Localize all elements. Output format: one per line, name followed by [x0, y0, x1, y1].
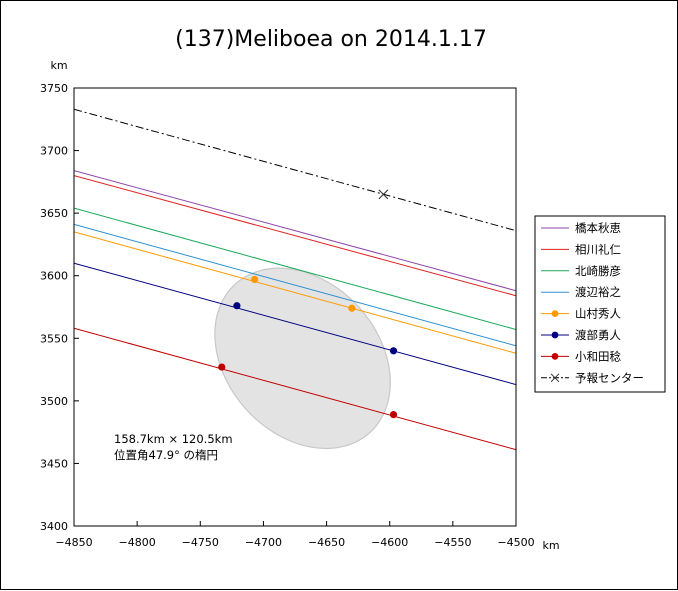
legend-label-7: 予報センター	[575, 371, 644, 385]
x-tick-label: −4650	[308, 536, 345, 549]
legend-marker-7	[550, 373, 560, 383]
x-tick-label: −4800	[119, 536, 156, 549]
legend-marker-5	[551, 331, 559, 339]
plot-border	[73, 87, 517, 527]
y-tick-label: 3600	[40, 270, 68, 283]
legend-label-5: 渡部勇人	[575, 328, 621, 342]
x-unit-label: km	[542, 539, 559, 552]
legend-label-1: 相川礼仁	[575, 242, 621, 256]
legend-label-3: 渡辺裕之	[575, 285, 621, 299]
y-tick-label: 3550	[40, 332, 68, 345]
legend-label-6: 小和田稔	[575, 349, 621, 363]
legend-label-0: 橋本秋恵	[575, 221, 621, 235]
x-tick-label: −4550	[434, 536, 471, 549]
chord-line-0	[74, 170, 516, 292]
prediction-center-marker	[378, 189, 389, 200]
plot-area: −4850 −4800 −4750 −4700 −4650 −4600 −4550 −4500…	[40, 82, 535, 549]
timing-point-4-1	[348, 304, 356, 312]
chord-line-5	[74, 262, 516, 386]
timing-point-5-0	[233, 302, 241, 310]
x-tick-label: −4500	[497, 536, 534, 549]
chord-line-3	[74, 223, 516, 347]
timing-point-6-0	[218, 363, 226, 371]
timing-point-5-1	[389, 347, 398, 355]
chord-line-2	[74, 207, 516, 331]
y-tick-label: 3450	[40, 457, 68, 470]
chord-line-7	[74, 108, 516, 232]
y-tick-label: 3400	[40, 520, 68, 533]
legend-label-2: 北崎勝彦	[575, 264, 621, 278]
timing-point-6-1	[389, 411, 398, 419]
timing-point-4-0	[250, 275, 259, 284]
y-unit-label: km	[50, 59, 67, 72]
ellipse-angle-annotation: 位置角47.9° の楕円	[114, 448, 218, 462]
chord-line-4	[74, 231, 516, 354]
chord-line-1	[74, 175, 516, 297]
y-tick-label: 3750	[40, 82, 68, 95]
legend-box	[534, 215, 666, 393]
chord-line-6	[74, 327, 516, 451]
legend-label-4: 山村秀人	[575, 307, 621, 321]
y-tick-label: 3500	[40, 395, 68, 408]
x-tick-label: −4600	[371, 536, 408, 549]
ellipse-size-annotation: 158.7km × 120.5km	[114, 432, 233, 446]
legend-marker-6	[551, 353, 559, 360]
x-tick-label: −4750	[182, 536, 219, 549]
chart-title: (137)Meliboea on 2014.1.17	[175, 27, 487, 52]
x-tick-label: −4850	[55, 536, 92, 549]
x-tick-label: −4700	[245, 536, 282, 549]
y-tick-label: 3700	[40, 145, 68, 158]
legend-marker-4	[551, 310, 559, 317]
y-tick-label: 3650	[40, 207, 68, 220]
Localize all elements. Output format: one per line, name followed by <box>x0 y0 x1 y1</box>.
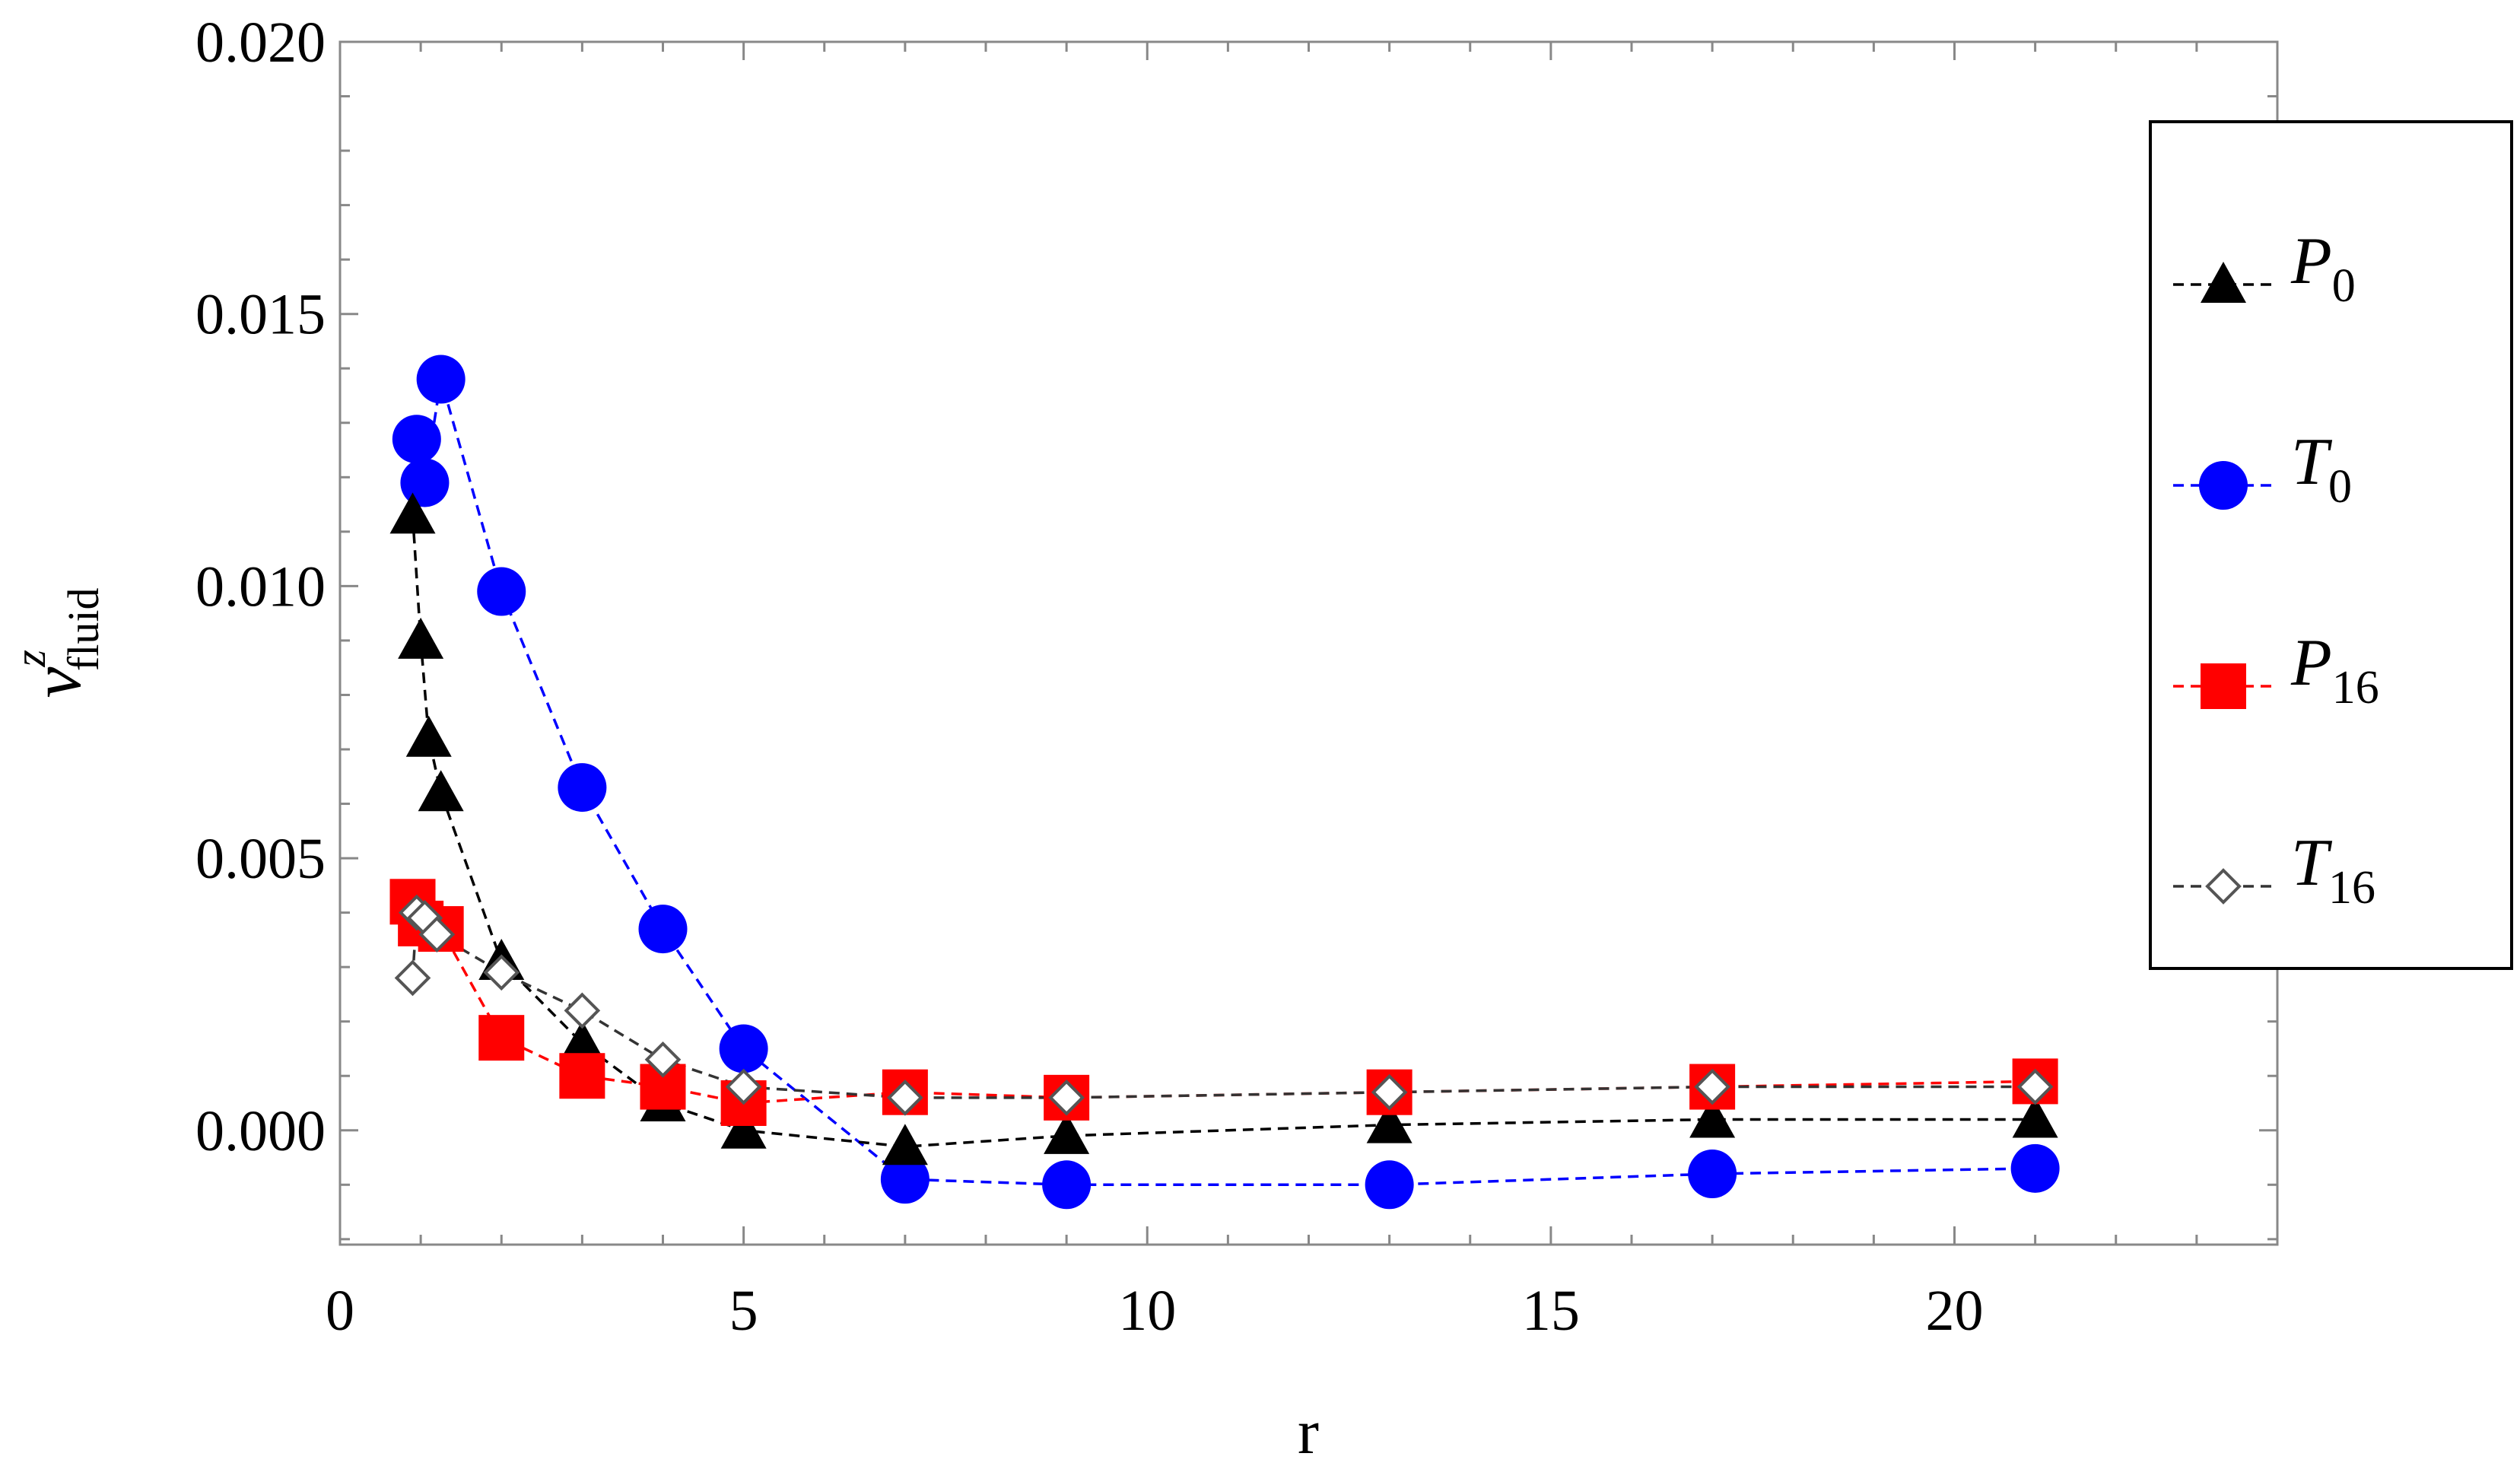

▸ **WHAT THIS TASK INVOLVES**:
Extract every one of the lines above word for word, and leave the pictures out.

▸ **SOLUTION TO THE PROBLEM**:
Localize all elements. Output format: one per line, name followed by [x0, y0, x1, y1].
legend-label-7: 予報センター	[575, 371, 644, 385]
x-tick-label: −4650	[308, 536, 345, 549]
legend-marker-7	[550, 373, 560, 383]
x-tick-label: −4800	[119, 536, 156, 549]
legend-marker-5	[551, 331, 559, 339]
plot-border	[73, 87, 517, 527]
y-tick-label: 3600	[40, 270, 68, 283]
legend-label-5: 渡部勇人	[575, 328, 621, 342]
x-unit-label: km	[542, 539, 559, 552]
legend-label-1: 相川礼仁	[575, 242, 621, 256]
legend-label-3: 渡辺裕之	[575, 285, 621, 299]
y-tick-label: 3550	[40, 332, 68, 345]
legend-label-6: 小和田稔	[575, 349, 621, 363]
legend-label-0: 橋本秋恵	[575, 221, 621, 235]
x-tick-label: −4550	[434, 536, 471, 549]
chord-line-0	[74, 170, 516, 292]
prediction-center-marker	[378, 189, 389, 200]
plot-area: −4850 −4800 −4750 −4700 −4650 −4600 −4550 −4500…	[40, 82, 535, 549]
timing-point-4-1	[348, 304, 356, 312]
chord-line-5	[74, 262, 516, 386]
timing-point-5-0	[233, 302, 241, 310]
x-tick-label: −4500	[497, 536, 534, 549]
chord-line-3	[74, 223, 516, 347]
timing-point-6-0	[218, 363, 226, 371]
timing-point-5-1	[389, 347, 398, 355]
chord-line-2	[74, 207, 516, 331]
y-tick-label: 3450	[40, 457, 68, 470]
chord-line-7	[74, 108, 516, 232]
y-tick-label: 3400	[40, 520, 68, 533]
legend-label-2: 北崎勝彦	[575, 264, 621, 278]
timing-point-6-1	[389, 411, 398, 419]
timing-point-4-0	[250, 275, 259, 284]
y-unit-label: km	[50, 59, 67, 72]
ellipse-angle-annotation: 位置角47.9° の楕円	[114, 448, 218, 462]
chord-line-4	[74, 231, 516, 354]
chord-line-1	[74, 175, 516, 297]
y-tick-label: 3750	[40, 82, 68, 95]
legend-box	[534, 215, 666, 393]
chord-line-6	[74, 327, 516, 451]
legend-label-4: 山村秀人	[575, 307, 621, 321]
y-tick-label: 3500	[40, 395, 68, 408]
x-tick-label: −4600	[371, 536, 408, 549]
ellipse-size-annotation: 158.7km × 120.5km	[114, 432, 233, 446]
legend-marker-6	[551, 353, 559, 360]
x-tick-label: −4750	[182, 536, 219, 549]
chart-title: (137)Meliboea on 2014.1.17	[175, 27, 487, 52]
x-tick-label: −4850	[55, 536, 92, 549]
x-tick-label: −4700	[245, 536, 282, 549]
y-tick-label: 3700	[40, 145, 68, 158]
legend-marker-4	[551, 310, 559, 317]
y-tick-label: 3650	[40, 207, 68, 220]
Localize all elements. Output format: one per line, name followed by <box>x0 y0 x1 y1</box>.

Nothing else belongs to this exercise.